## What is asked
Write out all the lines again, precisely as they stand, but without the images.

Saved entries:
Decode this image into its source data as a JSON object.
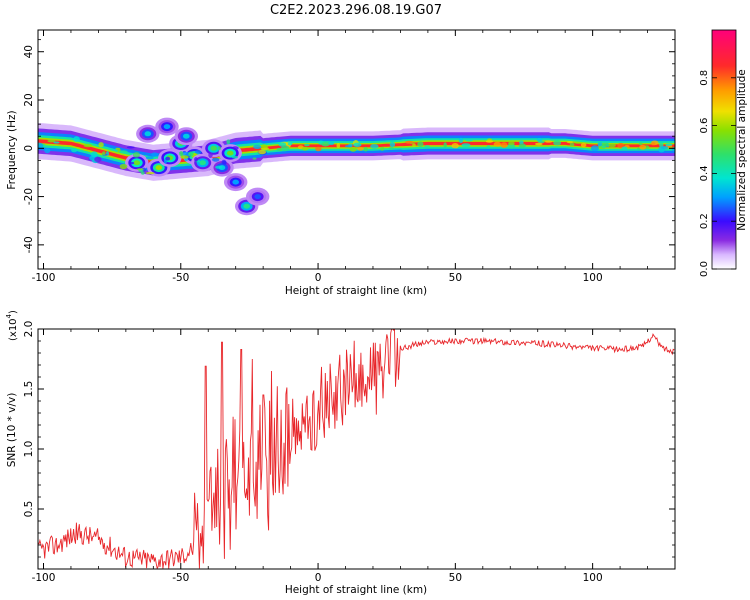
{
  "title": "C2E2.2023.296.08.19.G07",
  "colors": {
    "line": "#e8262a",
    "axis": "#000000"
  },
  "chart_data": [
    {
      "type": "heatmap",
      "xlabel": "Height of straight line (km)",
      "ylabel": "Frequency (Hz)",
      "xlim": [
        -102,
        130
      ],
      "ylim": [
        -50,
        49
      ],
      "xticks": [
        -100,
        -50,
        0,
        50,
        100
      ],
      "yticks": [
        -40,
        -20,
        0,
        20,
        40
      ],
      "ridge": [
        [
          -102,
          3
        ],
        [
          -90,
          2
        ],
        [
          -80,
          -1
        ],
        [
          -70,
          -4
        ],
        [
          -60,
          -6
        ],
        [
          -50,
          -5
        ],
        [
          -40,
          -4
        ],
        [
          -30,
          -1
        ],
        [
          -20,
          0
        ],
        [
          -10,
          1
        ],
        [
          0,
          1
        ],
        [
          20,
          1
        ],
        [
          40,
          2
        ],
        [
          80,
          2
        ],
        [
          90,
          2
        ],
        [
          100,
          1
        ],
        [
          110,
          1
        ],
        [
          120,
          1
        ],
        [
          130,
          1
        ]
      ],
      "blobs": [
        [
          -66,
          -6,
          0.55
        ],
        [
          -58,
          -8,
          0.6
        ],
        [
          -50,
          2,
          0.5
        ],
        [
          -45,
          -3,
          0.6
        ],
        [
          -38,
          0,
          0.5
        ],
        [
          -32,
          -2,
          0.55
        ],
        [
          -26,
          -24,
          0.45
        ],
        [
          -62,
          6,
          0.35
        ],
        [
          -55,
          9,
          0.3
        ],
        [
          -48,
          5,
          0.35
        ],
        [
          -35,
          -8,
          0.35
        ],
        [
          -30,
          -14,
          0.3
        ],
        [
          -22,
          -20,
          0.25
        ],
        [
          -42,
          -6,
          0.45
        ],
        [
          -54,
          -4,
          0.55
        ]
      ],
      "colorbar": {
        "label": "Normalized spectral amplitude",
        "ticks": [
          0.0,
          0.2,
          0.4,
          0.6,
          0.8
        ],
        "range": [
          0,
          1
        ]
      }
    },
    {
      "type": "line",
      "xlabel": "Height of straight line (km)",
      "ylabel": "SNR (10 * v/v)",
      "y_multiplier": "(x10",
      "y_multiplier_exp": "4",
      "y_multiplier_close": ")",
      "xlim": [
        -102,
        130
      ],
      "ylim": [
        0,
        2.0
      ],
      "xticks": [
        -100,
        -50,
        0,
        50,
        100
      ],
      "yticks": [
        0.5,
        1.0,
        1.5,
        2.0
      ],
      "envelope": [
        [
          -102,
          0.15
        ],
        [
          -95,
          0.2
        ],
        [
          -88,
          0.3
        ],
        [
          -80,
          0.25
        ],
        [
          -70,
          0.1
        ],
        [
          -60,
          0.07
        ],
        [
          -50,
          0.1
        ],
        [
          -45,
          0.18
        ],
        [
          -40,
          0.4
        ],
        [
          -35,
          0.7
        ],
        [
          -30,
          0.85
        ],
        [
          -25,
          0.9
        ],
        [
          -20,
          0.95
        ],
        [
          -15,
          1.0
        ],
        [
          -10,
          1.1
        ],
        [
          -5,
          1.25
        ],
        [
          0,
          1.35
        ],
        [
          5,
          1.45
        ],
        [
          10,
          1.55
        ],
        [
          15,
          1.62
        ],
        [
          20,
          1.7
        ],
        [
          25,
          1.75
        ],
        [
          30,
          1.83
        ],
        [
          35,
          1.87
        ],
        [
          40,
          1.89
        ],
        [
          50,
          1.9
        ],
        [
          60,
          1.9
        ],
        [
          70,
          1.89
        ],
        [
          80,
          1.88
        ],
        [
          90,
          1.86
        ],
        [
          100,
          1.84
        ],
        [
          110,
          1.83
        ],
        [
          118,
          1.85
        ],
        [
          122,
          1.95
        ],
        [
          125,
          1.85
        ],
        [
          130,
          1.8
        ]
      ],
      "spikes": [
        [
          -41,
          1.69
        ],
        [
          -35,
          1.89
        ],
        [
          -28,
          1.83
        ],
        [
          -24,
          1.75
        ],
        [
          -20,
          1.45
        ],
        [
          -17,
          1.65
        ]
      ]
    }
  ]
}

## Solution to the problem
Decode this image into its source data as a JSON object.
{
  "title": "C2E2.2023.296.08.19.G07",
  "colors": {
    "line": "#e8262a",
    "axis": "#000000"
  },
  "chart_data": [
    {
      "type": "heatmap",
      "xlabel": "Height of straight line (km)",
      "ylabel": "Frequency (Hz)",
      "xlim": [
        -102,
        130
      ],
      "ylim": [
        -50,
        49
      ],
      "xticks": [
        -100,
        -50,
        0,
        50,
        100
      ],
      "yticks": [
        -40,
        -20,
        0,
        20,
        40
      ],
      "ridge": [
        [
          -102,
          3
        ],
        [
          -90,
          2
        ],
        [
          -80,
          -1
        ],
        [
          -70,
          -4
        ],
        [
          -60,
          -6
        ],
        [
          -50,
          -5
        ],
        [
          -40,
          -4
        ],
        [
          -30,
          -1
        ],
        [
          -20,
          0
        ],
        [
          -10,
          1
        ],
        [
          0,
          1
        ],
        [
          20,
          1
        ],
        [
          40,
          2
        ],
        [
          80,
          2
        ],
        [
          90,
          2
        ],
        [
          100,
          1
        ],
        [
          110,
          1
        ],
        [
          120,
          1
        ],
        [
          130,
          1
        ]
      ],
      "blobs": [
        [
          -66,
          -6,
          0.55
        ],
        [
          -58,
          -8,
          0.6
        ],
        [
          -50,
          2,
          0.5
        ],
        [
          -45,
          -3,
          0.6
        ],
        [
          -38,
          0,
          0.5
        ],
        [
          -32,
          -2,
          0.55
        ],
        [
          -26,
          -24,
          0.45
        ],
        [
          -62,
          6,
          0.35
        ],
        [
          -55,
          9,
          0.3
        ],
        [
          -48,
          5,
          0.35
        ],
        [
          -35,
          -8,
          0.35
        ],
        [
          -30,
          -14,
          0.3
        ],
        [
          -22,
          -20,
          0.25
        ],
        [
          -42,
          -6,
          0.45
        ],
        [
          -54,
          -4,
          0.55
        ]
      ],
      "colorbar": {
        "label": "Normalized spectral amplitude",
        "ticks": [
          0.0,
          0.2,
          0.4,
          0.6,
          0.8
        ],
        "range": [
          0,
          1
        ]
      }
    },
    {
      "type": "line",
      "xlabel": "Height of straight line (km)",
      "ylabel": "SNR (10 * v/v)",
      "y_multiplier": "(x10",
      "y_multiplier_exp": "4",
      "y_multiplier_close": ")",
      "xlim": [
        -102,
        130
      ],
      "ylim": [
        0,
        2.0
      ],
      "xticks": [
        -100,
        -50,
        0,
        50,
        100
      ],
      "yticks": [
        0.5,
        1.0,
        1.5,
        2.0
      ],
      "envelope": [
        [
          -102,
          0.15
        ],
        [
          -95,
          0.2
        ],
        [
          -88,
          0.3
        ],
        [
          -80,
          0.25
        ],
        [
          -70,
          0.1
        ],
        [
          -60,
          0.07
        ],
        [
          -50,
          0.1
        ],
        [
          -45,
          0.18
        ],
        [
          -40,
          0.4
        ],
        [
          -35,
          0.7
        ],
        [
          -30,
          0.85
        ],
        [
          -25,
          0.9
        ],
        [
          -20,
          0.95
        ],
        [
          -15,
          1.0
        ],
        [
          -10,
          1.1
        ],
        [
          -5,
          1.25
        ],
        [
          0,
          1.35
        ],
        [
          5,
          1.45
        ],
        [
          10,
          1.55
        ],
        [
          15,
          1.62
        ],
        [
          20,
          1.7
        ],
        [
          25,
          1.75
        ],
        [
          30,
          1.83
        ],
        [
          35,
          1.87
        ],
        [
          40,
          1.89
        ],
        [
          50,
          1.9
        ],
        [
          60,
          1.9
        ],
        [
          70,
          1.89
        ],
        [
          80,
          1.88
        ],
        [
          90,
          1.86
        ],
        [
          100,
          1.84
        ],
        [
          110,
          1.83
        ],
        [
          118,
          1.85
        ],
        [
          122,
          1.95
        ],
        [
          125,
          1.85
        ],
        [
          130,
          1.8
        ]
      ],
      "spikes": [
        [
          -41,
          1.69
        ],
        [
          -35,
          1.89
        ],
        [
          -28,
          1.83
        ],
        [
          -24,
          1.75
        ],
        [
          -20,
          1.45
        ],
        [
          -17,
          1.65
        ]
      ]
    }
  ]
}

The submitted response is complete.